_Short exercise_
Word for word, transcribe the lines below and drop the pictures.
>> START
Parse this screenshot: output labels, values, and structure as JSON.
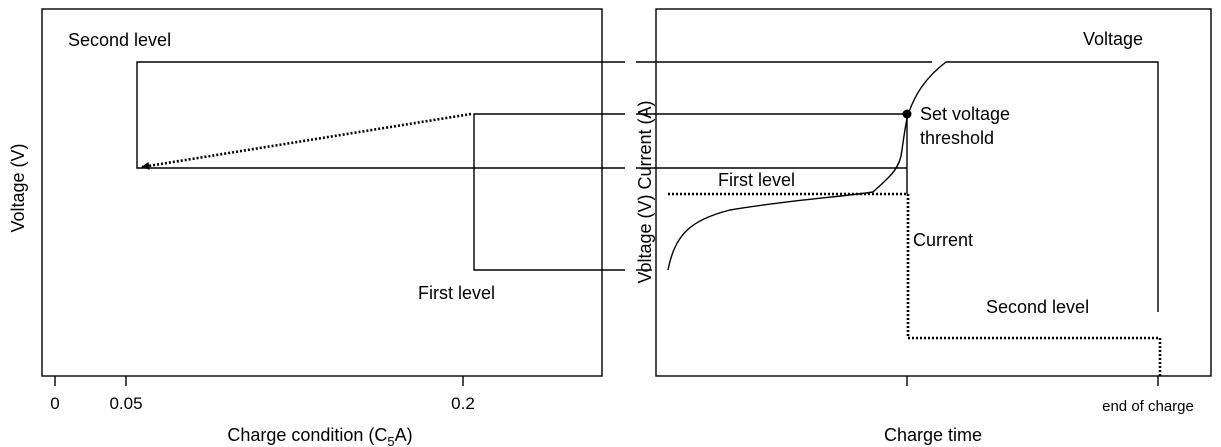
{
  "left_panel": {
    "y_axis_label": "Voltage (V)",
    "x_axis_label_parts": [
      "Charge condition (C",
      "5",
      "A)"
    ],
    "x_ticks": [
      "0",
      "0.05",
      "0.2"
    ],
    "annotations": {
      "second_level": "Second level",
      "first_level": "First level"
    }
  },
  "right_panel": {
    "y_axis_label": "Voltage (V) Current (A)",
    "x_axis_label": "Charge time",
    "x_tick": "end of charge",
    "annotations": {
      "voltage": "Voltage",
      "set_voltage_threshold": [
        "Set voltage",
        "threshold"
      ],
      "first_level": "First level",
      "current": "Current",
      "second_level": "Second level"
    }
  }
}
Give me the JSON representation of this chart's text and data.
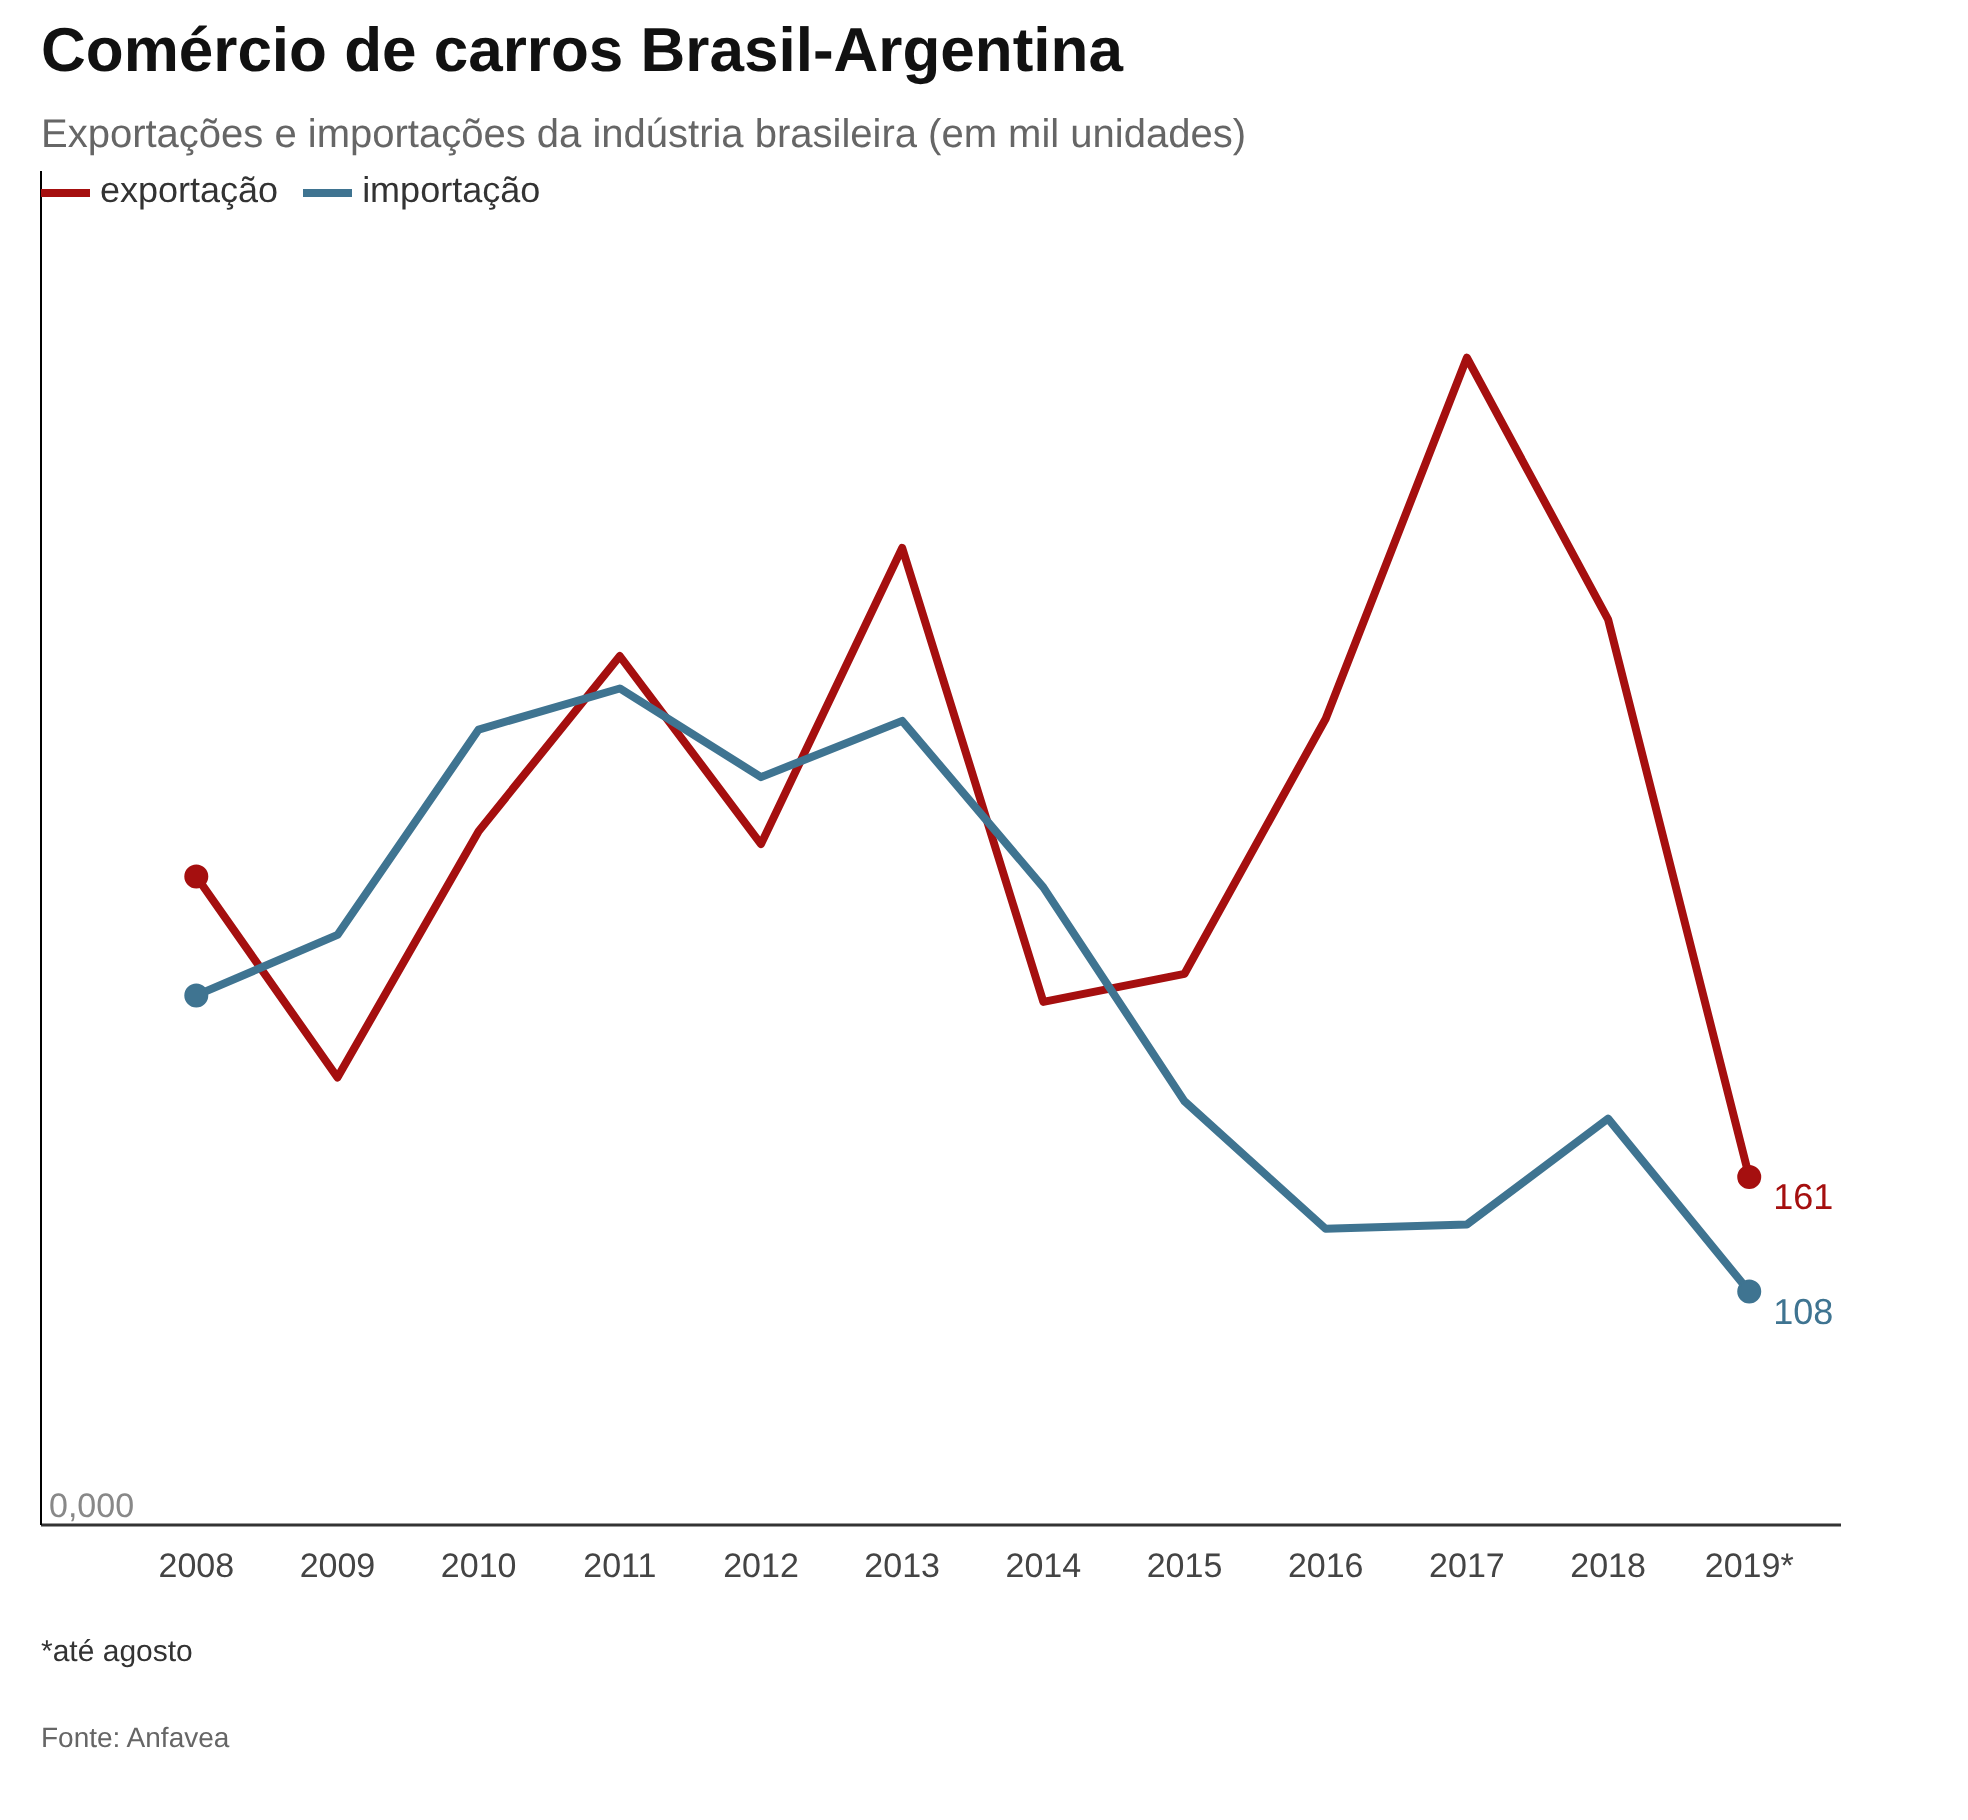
>> END
_Response to the exercise_
Parse this screenshot: output labels, values, and structure as JSON.
{
  "left_panel": {
    "y_axis_label": "Voltage (V)",
    "x_axis_label_parts": [
      "Charge condition (C",
      "5",
      "A)"
    ],
    "x_ticks": [
      "0",
      "0.05",
      "0.2"
    ],
    "annotations": {
      "second_level": "Second level",
      "first_level": "First level"
    }
  },
  "right_panel": {
    "y_axis_label": "Voltage (V) Current (A)",
    "x_axis_label": "Charge time",
    "x_tick": "end of charge",
    "annotations": {
      "voltage": "Voltage",
      "set_voltage_threshold": [
        "Set voltage",
        "threshold"
      ],
      "first_level": "First level",
      "current": "Current",
      "second_level": "Second level"
    }
  }
}
Give me the JSON representation of this chart's text and data.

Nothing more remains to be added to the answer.